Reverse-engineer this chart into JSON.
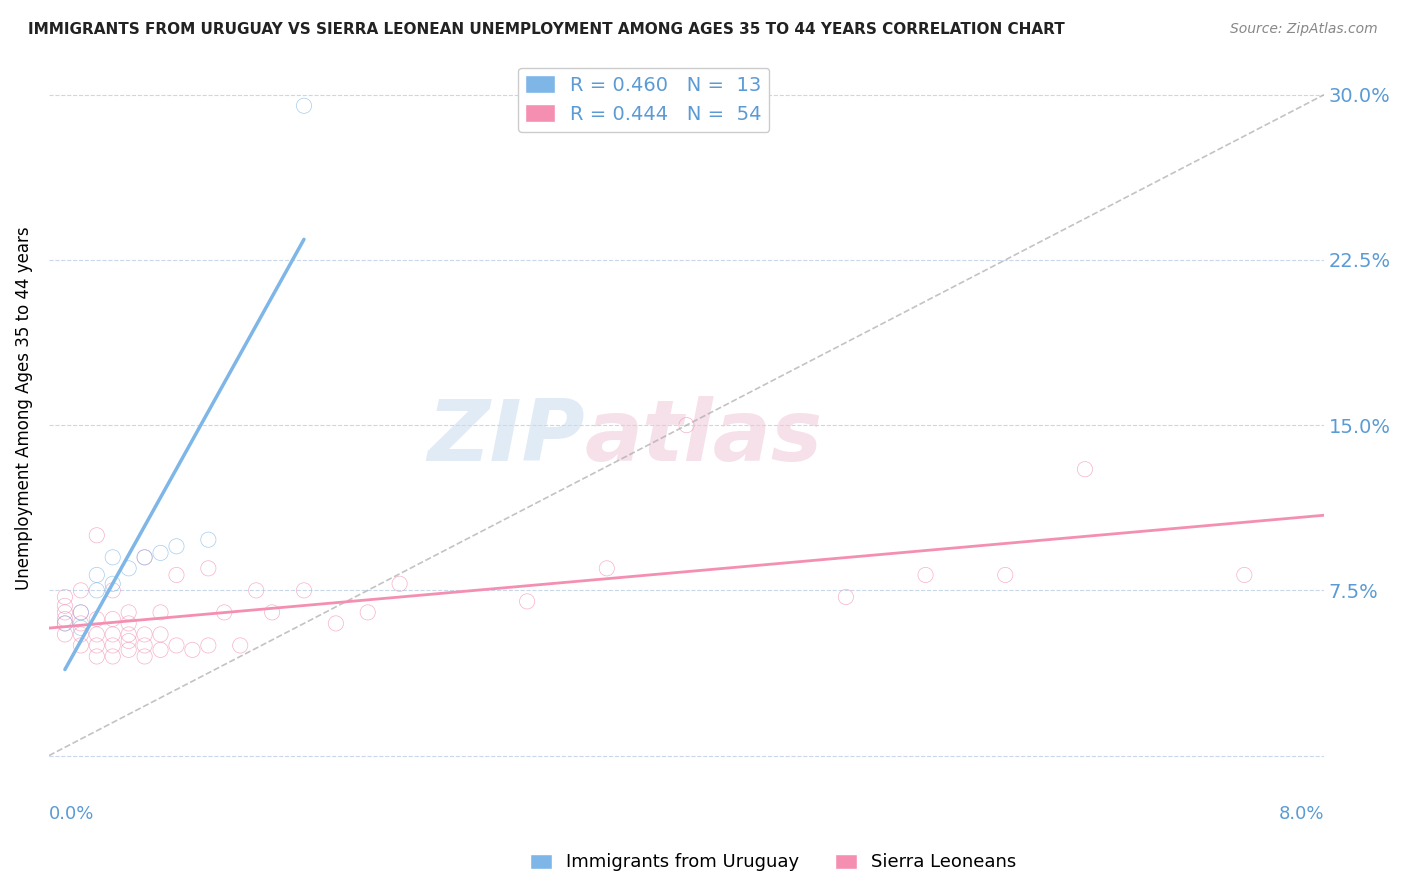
{
  "title": "IMMIGRANTS FROM URUGUAY VS SIERRA LEONEAN UNEMPLOYMENT AMONG AGES 35 TO 44 YEARS CORRELATION CHART",
  "source": "Source: ZipAtlas.com",
  "ylabel": "Unemployment Among Ages 35 to 44 years",
  "y_tick_labels": [
    "",
    "7.5%",
    "15.0%",
    "22.5%",
    "30.0%"
  ],
  "y_ticks": [
    0.0,
    0.075,
    0.15,
    0.225,
    0.3
  ],
  "x_lim": [
    0.0,
    0.08
  ],
  "y_lim": [
    -0.005,
    0.32
  ],
  "legend_r1": "R = 0.460",
  "legend_n1": "N =  13",
  "legend_r2": "R = 0.444",
  "legend_n2": "N =  54",
  "legend_label1": "Immigrants from Uruguay",
  "legend_label2": "Sierra Leoneans",
  "color_uruguay": "#7EB6E8",
  "color_sierra": "#F48FB1",
  "color_axis_labels": "#5B9BD5",
  "background_color": "#FFFFFF",
  "watermark_zip": "ZIP",
  "watermark_atlas": "atlas",
  "uruguay_x": [
    0.001,
    0.002,
    0.002,
    0.003,
    0.003,
    0.004,
    0.004,
    0.005,
    0.006,
    0.007,
    0.008,
    0.01,
    0.016
  ],
  "uruguay_y": [
    0.06,
    0.058,
    0.065,
    0.075,
    0.082,
    0.078,
    0.09,
    0.085,
    0.09,
    0.092,
    0.095,
    0.098,
    0.295
  ],
  "sierra_x": [
    0.001,
    0.001,
    0.001,
    0.001,
    0.001,
    0.001,
    0.002,
    0.002,
    0.002,
    0.002,
    0.002,
    0.003,
    0.003,
    0.003,
    0.003,
    0.003,
    0.004,
    0.004,
    0.004,
    0.004,
    0.004,
    0.005,
    0.005,
    0.005,
    0.005,
    0.005,
    0.006,
    0.006,
    0.006,
    0.006,
    0.007,
    0.007,
    0.007,
    0.008,
    0.008,
    0.009,
    0.01,
    0.01,
    0.011,
    0.012,
    0.013,
    0.014,
    0.016,
    0.018,
    0.02,
    0.022,
    0.03,
    0.035,
    0.04,
    0.05,
    0.055,
    0.06,
    0.065,
    0.075
  ],
  "sierra_y": [
    0.055,
    0.06,
    0.062,
    0.065,
    0.068,
    0.072,
    0.05,
    0.055,
    0.06,
    0.065,
    0.075,
    0.045,
    0.05,
    0.055,
    0.062,
    0.1,
    0.045,
    0.05,
    0.055,
    0.062,
    0.075,
    0.048,
    0.052,
    0.055,
    0.06,
    0.065,
    0.045,
    0.05,
    0.055,
    0.09,
    0.048,
    0.055,
    0.065,
    0.05,
    0.082,
    0.048,
    0.05,
    0.085,
    0.065,
    0.05,
    0.075,
    0.065,
    0.075,
    0.06,
    0.065,
    0.078,
    0.07,
    0.085,
    0.15,
    0.072,
    0.082,
    0.082,
    0.13,
    0.082
  ]
}
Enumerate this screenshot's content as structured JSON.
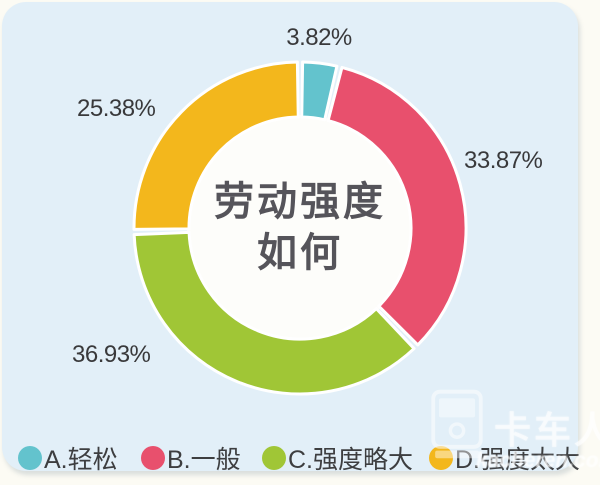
{
  "page": {
    "background_color": "#fcfbf4",
    "card_background_color": "#e2eff8",
    "center_circle_color": "#fdfdfa"
  },
  "chart_data": {
    "type": "pie",
    "variant": "donut",
    "title": "劳动强度如何",
    "title_lines": [
      "劳动强度",
      "如何"
    ],
    "legend_position": "bottom",
    "start_angle_deg": 0,
    "direction": "clockwise",
    "inner_radius_ratio": 0.67,
    "series": [
      {
        "key": "a",
        "label": "A.轻松",
        "value": 3.82,
        "display": "3.82%",
        "color": "#63c3cd"
      },
      {
        "key": "b",
        "label": "B.一般",
        "value": 33.87,
        "display": "33.87%",
        "color": "#e8506d"
      },
      {
        "key": "c",
        "label": "C.强度略大",
        "value": 36.93,
        "display": "36.93%",
        "color": "#a0c636"
      },
      {
        "key": "d",
        "label": "D.强度太大",
        "value": 25.38,
        "display": "25.38%",
        "color": "#f3b71c"
      }
    ]
  },
  "watermark": {
    "brand": "卡车人",
    "url_text": "kacheren.com",
    "icon": "truck-icon"
  }
}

************

» YOUR GOAL:
Leave out the pictures and retype every line above exactly.

» WRITTEN REPLY:
Reverse-engineer this chart into JSON.
{
  "title": "IMMIGRANTS FROM URUGUAY VS SIERRA LEONEAN UNEMPLOYMENT AMONG AGES 35 TO 44 YEARS CORRELATION CHART",
  "source": "Source: ZipAtlas.com",
  "ylabel": "Unemployment Among Ages 35 to 44 years",
  "y_tick_labels": [
    "",
    "7.5%",
    "15.0%",
    "22.5%",
    "30.0%"
  ],
  "y_ticks": [
    0.0,
    0.075,
    0.15,
    0.225,
    0.3
  ],
  "x_lim": [
    0.0,
    0.08
  ],
  "y_lim": [
    -0.005,
    0.32
  ],
  "legend_r1": "R = 0.460",
  "legend_n1": "N =  13",
  "legend_r2": "R = 0.444",
  "legend_n2": "N =  54",
  "legend_label1": "Immigrants from Uruguay",
  "legend_label2": "Sierra Leoneans",
  "color_uruguay": "#7EB6E8",
  "color_sierra": "#F48FB1",
  "color_axis_labels": "#5B9BD5",
  "background_color": "#FFFFFF",
  "watermark_zip": "ZIP",
  "watermark_atlas": "atlas",
  "uruguay_x": [
    0.001,
    0.002,
    0.002,
    0.003,
    0.003,
    0.004,
    0.004,
    0.005,
    0.006,
    0.007,
    0.008,
    0.01,
    0.016
  ],
  "uruguay_y": [
    0.06,
    0.058,
    0.065,
    0.075,
    0.082,
    0.078,
    0.09,
    0.085,
    0.09,
    0.092,
    0.095,
    0.098,
    0.295
  ],
  "sierra_x": [
    0.001,
    0.001,
    0.001,
    0.001,
    0.001,
    0.001,
    0.002,
    0.002,
    0.002,
    0.002,
    0.002,
    0.003,
    0.003,
    0.003,
    0.003,
    0.003,
    0.004,
    0.004,
    0.004,
    0.004,
    0.004,
    0.005,
    0.005,
    0.005,
    0.005,
    0.005,
    0.006,
    0.006,
    0.006,
    0.006,
    0.007,
    0.007,
    0.007,
    0.008,
    0.008,
    0.009,
    0.01,
    0.01,
    0.011,
    0.012,
    0.013,
    0.014,
    0.016,
    0.018,
    0.02,
    0.022,
    0.03,
    0.035,
    0.04,
    0.05,
    0.055,
    0.06,
    0.065,
    0.075
  ],
  "sierra_y": [
    0.055,
    0.06,
    0.062,
    0.065,
    0.068,
    0.072,
    0.05,
    0.055,
    0.06,
    0.065,
    0.075,
    0.045,
    0.05,
    0.055,
    0.062,
    0.1,
    0.045,
    0.05,
    0.055,
    0.062,
    0.075,
    0.048,
    0.052,
    0.055,
    0.06,
    0.065,
    0.045,
    0.05,
    0.055,
    0.09,
    0.048,
    0.055,
    0.065,
    0.05,
    0.082,
    0.048,
    0.05,
    0.085,
    0.065,
    0.05,
    0.075,
    0.065,
    0.075,
    0.06,
    0.065,
    0.078,
    0.07,
    0.085,
    0.15,
    0.072,
    0.082,
    0.082,
    0.13,
    0.082
  ]
}
Enumerate this screenshot's content as structured JSON.
{
  "page": {
    "background_color": "#fcfbf4",
    "card_background_color": "#e2eff8",
    "center_circle_color": "#fdfdfa"
  },
  "chart_data": {
    "type": "pie",
    "variant": "donut",
    "title": "劳动强度如何",
    "title_lines": [
      "劳动强度",
      "如何"
    ],
    "legend_position": "bottom",
    "start_angle_deg": 0,
    "direction": "clockwise",
    "inner_radius_ratio": 0.67,
    "series": [
      {
        "key": "a",
        "label": "A.轻松",
        "value": 3.82,
        "display": "3.82%",
        "color": "#63c3cd"
      },
      {
        "key": "b",
        "label": "B.一般",
        "value": 33.87,
        "display": "33.87%",
        "color": "#e8506d"
      },
      {
        "key": "c",
        "label": "C.强度略大",
        "value": 36.93,
        "display": "36.93%",
        "color": "#a0c636"
      },
      {
        "key": "d",
        "label": "D.强度太大",
        "value": 25.38,
        "display": "25.38%",
        "color": "#f3b71c"
      }
    ]
  },
  "watermark": {
    "brand": "卡车人",
    "url_text": "kacheren.com",
    "icon": "truck-icon"
  }
}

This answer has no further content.